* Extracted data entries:
--- Begin ---
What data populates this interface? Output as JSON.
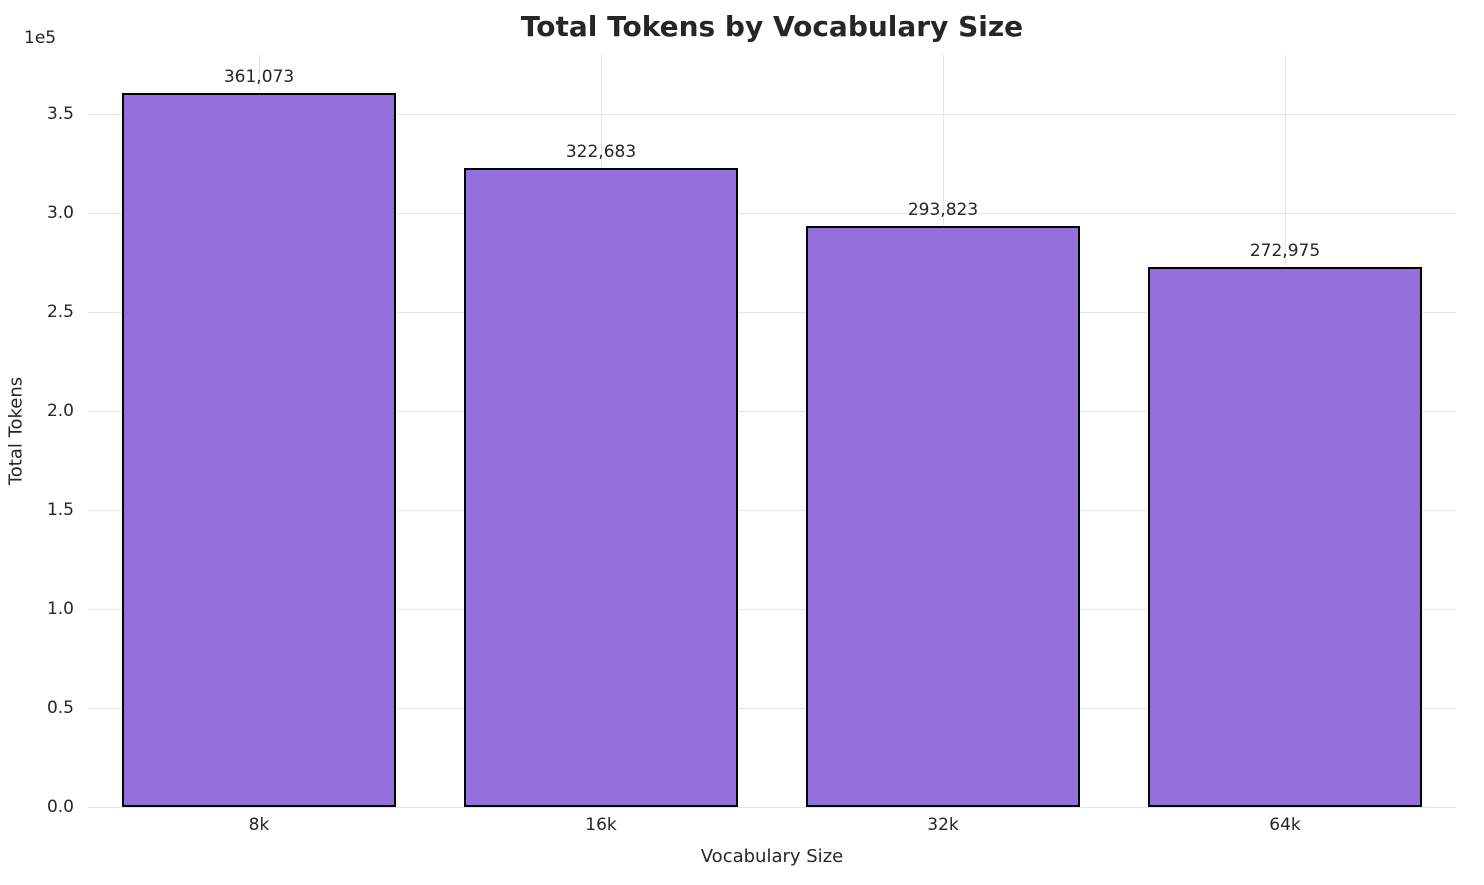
{
  "chart_data": {
    "type": "bar",
    "title": "Total Tokens by Vocabulary Size",
    "xlabel": "Vocabulary Size",
    "ylabel": "Total Tokens",
    "categories": [
      "8k",
      "16k",
      "32k",
      "64k"
    ],
    "values": [
      361073,
      322683,
      293823,
      272975
    ],
    "value_labels": [
      "361,073",
      "322,683",
      "293,823",
      "272,975"
    ],
    "ylim": [
      0,
      380000
    ],
    "yticks": [
      0,
      50000,
      100000,
      150000,
      200000,
      250000,
      300000,
      350000
    ],
    "ytick_labels": [
      "0.0",
      "0.5",
      "1.0",
      "1.5",
      "2.0",
      "2.5",
      "3.0",
      "3.5"
    ],
    "offset_text": "1e5",
    "grid": true,
    "legend": "none",
    "bar_color": "#9370DB",
    "bar_edge_color": "#000000",
    "grid_color": "#e5e5e5",
    "background": "#ffffff",
    "text_color": "#262626"
  }
}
--- End ---
* EXERCISE OBJECTIVE: Repeat the data exactly, without the pictures.

* RESULT FOR THIS TASK:
What data populates this interface? Output as JSON.
{
  "chart_data": {
    "type": "bar",
    "title": "Total Tokens by Vocabulary Size",
    "xlabel": "Vocabulary Size",
    "ylabel": "Total Tokens",
    "categories": [
      "8k",
      "16k",
      "32k",
      "64k"
    ],
    "values": [
      361073,
      322683,
      293823,
      272975
    ],
    "value_labels": [
      "361,073",
      "322,683",
      "293,823",
      "272,975"
    ],
    "ylim": [
      0,
      380000
    ],
    "yticks": [
      0,
      50000,
      100000,
      150000,
      200000,
      250000,
      300000,
      350000
    ],
    "ytick_labels": [
      "0.0",
      "0.5",
      "1.0",
      "1.5",
      "2.0",
      "2.5",
      "3.0",
      "3.5"
    ],
    "offset_text": "1e5",
    "grid": true,
    "legend": "none",
    "bar_color": "#9370DB",
    "bar_edge_color": "#000000",
    "grid_color": "#e5e5e5",
    "background": "#ffffff",
    "text_color": "#262626"
  }
}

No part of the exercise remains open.